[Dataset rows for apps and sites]
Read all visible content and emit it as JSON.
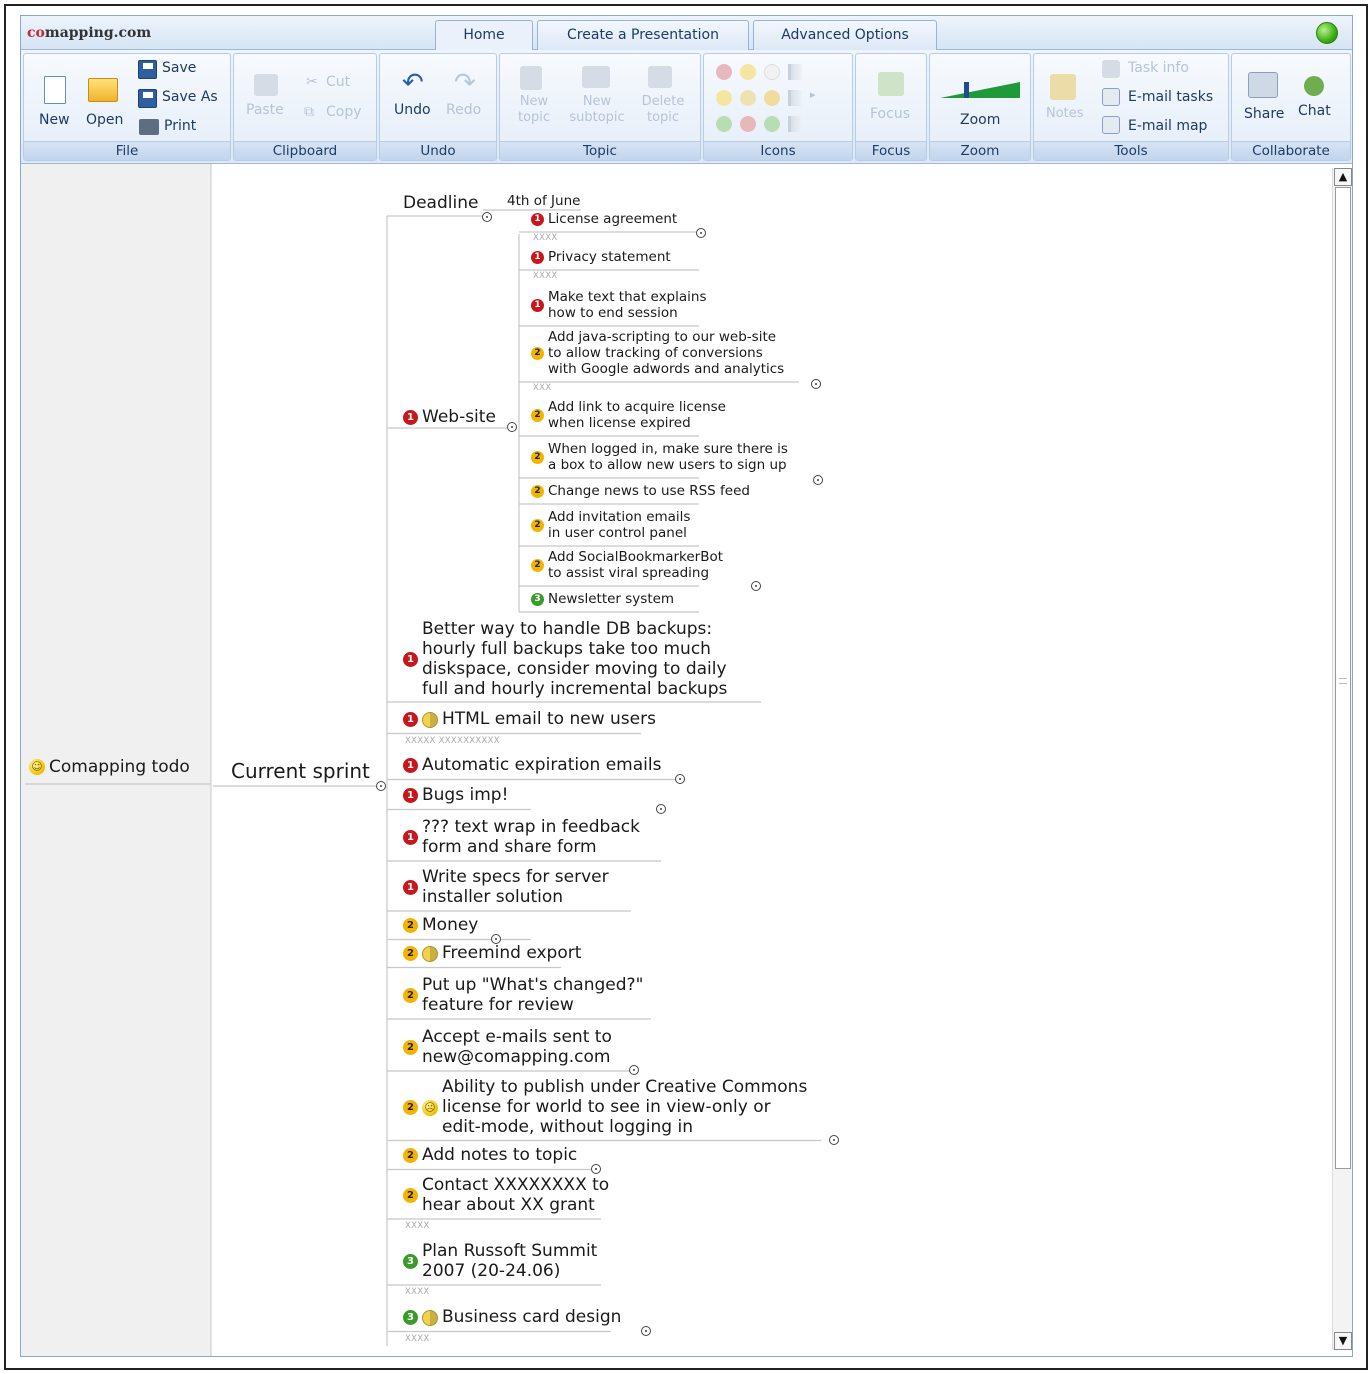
{
  "brand": {
    "prefix": "co",
    "rest": "mapping.com"
  },
  "tabs": [
    "Home",
    "Create a Presentation",
    "Advanced Options"
  ],
  "ribbon": {
    "file": {
      "caption": "File",
      "new": "New",
      "open": "Open",
      "save": "Save",
      "save_as": "Save As",
      "print": "Print"
    },
    "clipboard": {
      "caption": "Clipboard",
      "paste": "Paste",
      "cut": "Cut",
      "copy": "Copy"
    },
    "undo": {
      "caption": "Undo",
      "undo": "Undo",
      "redo": "Redo"
    },
    "topic": {
      "caption": "Topic",
      "new_topic": "New topic",
      "new_subtopic": "New subtopic",
      "delete_topic": "Delete topic"
    },
    "icons": {
      "caption": "Icons"
    },
    "focus": {
      "caption": "Focus",
      "focus": "Focus"
    },
    "zoom": {
      "caption": "Zoom",
      "zoom": "Zoom"
    },
    "tools": {
      "caption": "Tools",
      "notes": "Notes",
      "task_info": "Task info",
      "email_tasks": "E-mail tasks",
      "email_map": "E-mail map"
    },
    "collaborate": {
      "caption": "Collaborate",
      "share": "Share",
      "chat": "Chat"
    }
  },
  "map": {
    "root": "Comapping todo",
    "sprint": "Current sprint",
    "deadline": "Deadline",
    "deadline_value": "4th of June",
    "website": "Web-site",
    "website_children": [
      {
        "p": "1",
        "lines": [
          "License agreement"
        ],
        "note": "XXXX"
      },
      {
        "p": "1",
        "lines": [
          "Privacy statement"
        ],
        "note": "XXXX"
      },
      {
        "p": "1",
        "lines": [
          "Make text that explains",
          "how to end session"
        ]
      },
      {
        "p": "2",
        "lines": [
          "Add java-scripting to our web-site",
          "to allow tracking of conversions",
          "with Google adwords and analytics"
        ],
        "note": "XXX"
      },
      {
        "p": "2",
        "lines": [
          "Add link to acquire license",
          "when license expired"
        ]
      },
      {
        "p": "2",
        "lines": [
          "When logged in, make sure there is",
          "a box to allow new users to sign up"
        ]
      },
      {
        "p": "2",
        "lines": [
          "Change news to use RSS feed"
        ]
      },
      {
        "p": "2",
        "lines": [
          "Add invitation emails",
          "in user control panel"
        ]
      },
      {
        "p": "2",
        "lines": [
          "Add SocialBookmarkerBot",
          "to assist viral spreading"
        ]
      },
      {
        "p": "3",
        "lines": [
          "Newsletter system"
        ]
      }
    ],
    "tasks": [
      {
        "p": "1",
        "lines": [
          "Better way to handle DB backups:",
          "hourly full backups take too much",
          "diskspace, consider moving to daily",
          "full and hourly incremental backups"
        ]
      },
      {
        "p": "1",
        "extra": "half",
        "lines": [
          "HTML email to new users"
        ],
        "note": "XXXXX XXXXXXXXXX"
      },
      {
        "p": "1",
        "lines": [
          "Automatic expiration emails"
        ]
      },
      {
        "p": "1",
        "lines": [
          "Bugs imp!"
        ]
      },
      {
        "p": "1",
        "lines": [
          "??? text wrap in feedback",
          "form and share form"
        ]
      },
      {
        "p": "1",
        "lines": [
          "Write specs for server",
          "installer solution"
        ]
      },
      {
        "p": "2",
        "lines": [
          "Money"
        ]
      },
      {
        "p": "2",
        "extra": "half",
        "lines": [
          "Freemind export"
        ]
      },
      {
        "p": "2",
        "lines": [
          "Put up \"What's changed?\"",
          "feature for review"
        ]
      },
      {
        "p": "2",
        "lines": [
          "Accept e-mails sent to",
          "new@comapping.com"
        ]
      },
      {
        "p": "2",
        "extra": "sad",
        "lines": [
          "Ability to publish under Creative Commons",
          "license for world to see in view-only or",
          "edit-mode, without logging in"
        ]
      },
      {
        "p": "2",
        "lines": [
          "Add notes to topic"
        ]
      },
      {
        "p": "2",
        "lines": [
          "Contact XXXXXXXX to",
          "hear about XX grant"
        ],
        "note": "XXXX"
      },
      {
        "p": "3",
        "lines": [
          "Plan Russoft Summit",
          "2007 (20-24.06)"
        ],
        "note": "XXXX"
      },
      {
        "p": "3",
        "extra": "half",
        "lines": [
          "Business card design"
        ],
        "note": "XXXX"
      }
    ]
  }
}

# Exercise goal
Only the number is wanted: how many lines in the entries above include the word "users"?

# Exercise result
2